**TASK TO CARRY OUT**
In the letter below about bugs in a Yakima kitchen, what did the writer use to kill them?

**DOCUMENT EXTRACT**
* * * *

From the daily archives: "Tuesday, December 3, 2013"

Subject: What kind of bug is this?
Location: Yakima, WA
December 3, 2013 9:45 am
Hey bugman! What a great resource your website is. Thanks for doing this!
Yesterday I woke up to hundreds of these little bugs all over my kitchen. I killed them with RAID and they haven’t come back (yet), but I’d like to know what they are.
I only found them in the kitchen and they don’t seem to be attracted to food. I found them near baseboards, on the counter, under small appliances, even behind pictures on my wall!
I guess they look like tiny ants, but I’m not sure.
Thanks for the help!
Signature: Sam from Yakima

Argentine Ant

Possibly Argentine Ant

Dear Sam,
This is an ant, and its photo and your description remind us of the vile, invasive exotic species, the Argentine Ant, however, to the best of our knowledge, the Argentine Ant has not been introduced to Washington State.

ha. Okay, an ant it is. Thanks!
Do you have a favorite method to eradicate them?  It seems Google loves the 1/2 borax and 1/2 powered sugar method. Would you agree?

* * * *

**LISTED ENTRIES**
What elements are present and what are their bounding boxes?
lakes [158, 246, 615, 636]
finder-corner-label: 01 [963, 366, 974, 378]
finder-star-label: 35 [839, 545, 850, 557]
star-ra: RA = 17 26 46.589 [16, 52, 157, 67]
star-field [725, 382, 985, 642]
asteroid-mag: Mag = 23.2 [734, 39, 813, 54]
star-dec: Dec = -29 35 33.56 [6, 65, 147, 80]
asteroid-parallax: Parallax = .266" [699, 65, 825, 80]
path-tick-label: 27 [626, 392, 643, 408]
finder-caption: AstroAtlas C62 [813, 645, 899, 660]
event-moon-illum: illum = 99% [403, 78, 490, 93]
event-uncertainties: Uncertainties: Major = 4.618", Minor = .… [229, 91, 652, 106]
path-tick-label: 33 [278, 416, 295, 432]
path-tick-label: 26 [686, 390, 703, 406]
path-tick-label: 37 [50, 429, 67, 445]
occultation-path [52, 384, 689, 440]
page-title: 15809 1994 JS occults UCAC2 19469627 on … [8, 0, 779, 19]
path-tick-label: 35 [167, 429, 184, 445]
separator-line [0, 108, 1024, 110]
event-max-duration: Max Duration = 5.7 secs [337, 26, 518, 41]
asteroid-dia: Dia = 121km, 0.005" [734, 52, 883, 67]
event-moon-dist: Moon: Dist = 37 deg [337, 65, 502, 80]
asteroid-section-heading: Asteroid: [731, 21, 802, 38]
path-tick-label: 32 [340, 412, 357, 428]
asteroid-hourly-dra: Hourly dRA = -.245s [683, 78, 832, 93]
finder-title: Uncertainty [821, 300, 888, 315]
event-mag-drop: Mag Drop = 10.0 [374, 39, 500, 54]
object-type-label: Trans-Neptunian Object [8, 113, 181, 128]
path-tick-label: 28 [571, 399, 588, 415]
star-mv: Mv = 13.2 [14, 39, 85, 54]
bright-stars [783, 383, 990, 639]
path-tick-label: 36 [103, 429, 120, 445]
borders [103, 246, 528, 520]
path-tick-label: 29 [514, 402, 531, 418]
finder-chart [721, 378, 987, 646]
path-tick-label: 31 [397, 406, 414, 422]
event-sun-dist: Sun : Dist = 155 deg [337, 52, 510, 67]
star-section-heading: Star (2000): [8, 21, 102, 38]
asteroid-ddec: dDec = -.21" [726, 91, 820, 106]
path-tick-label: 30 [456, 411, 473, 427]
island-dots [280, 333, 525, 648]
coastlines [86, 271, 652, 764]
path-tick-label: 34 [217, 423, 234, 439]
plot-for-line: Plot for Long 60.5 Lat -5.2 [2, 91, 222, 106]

* * * *

**COMPLETED EXERCISE**
RAID.